<<<<

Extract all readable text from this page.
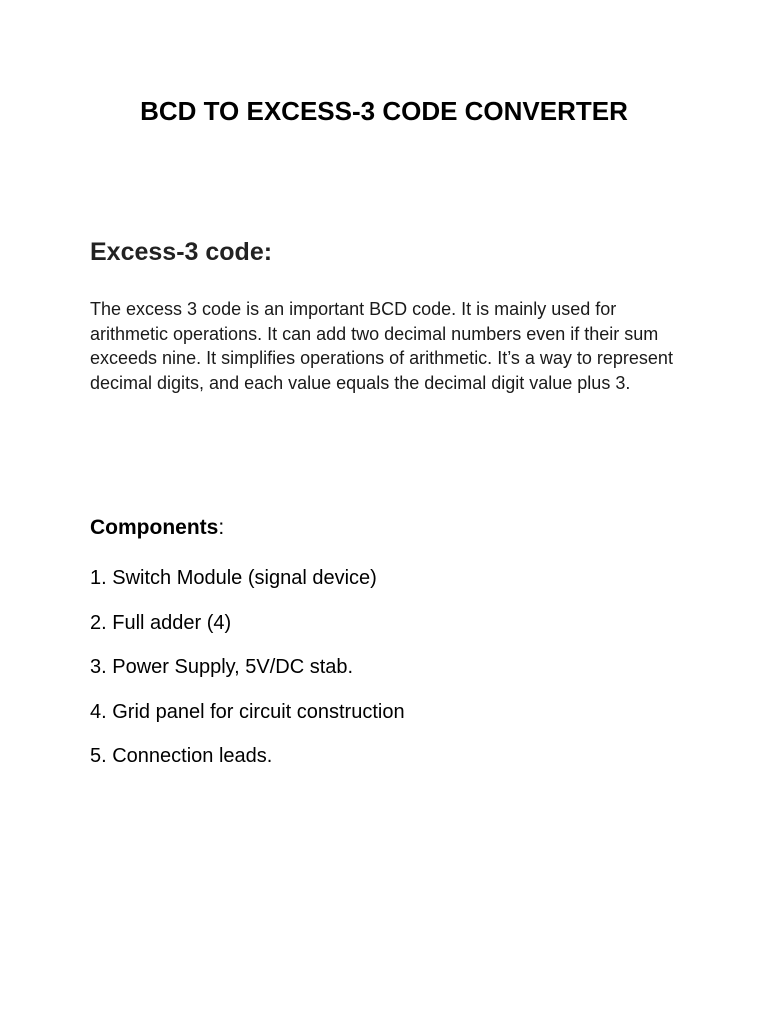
BCD TO EXCESS-3 CODE CONVERTER
Excess-3 code:

The excess 3 code is an important BCD code. It is mainly used for arithmetic operations. It can add two decimal numbers even if their sum exceeds nine. It simplifies operations of arithmetic. It’s a way to represent decimal digits, and each value equals the decimal digit value plus 3.

Components:
1. Switch Module (signal device)
2. Full adder (4)
3. Power Supply, 5V/DC stab.
4. Grid panel for circuit construction
5. Connection leads.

>>>>

● What is expected
Can you repeat every record above exactly, apart from the pictures?

● Response to this task
Extract all readable text from this page.
BCD TO EXCESS-3 CODE CONVERTER
Excess-3 code:

The excess 3 code is an important BCD code. It is mainly used for arithmetic operations. It can add two decimal numbers even if their sum exceeds nine. It simplifies operations of arithmetic. It’s a way to represent decimal digits, and each value equals the decimal digit value plus 3.

Components:
1. Switch Module (signal device)
2. Full adder (4)
3. Power Supply, 5V/DC stab.
4. Grid panel for circuit construction
5. Connection leads.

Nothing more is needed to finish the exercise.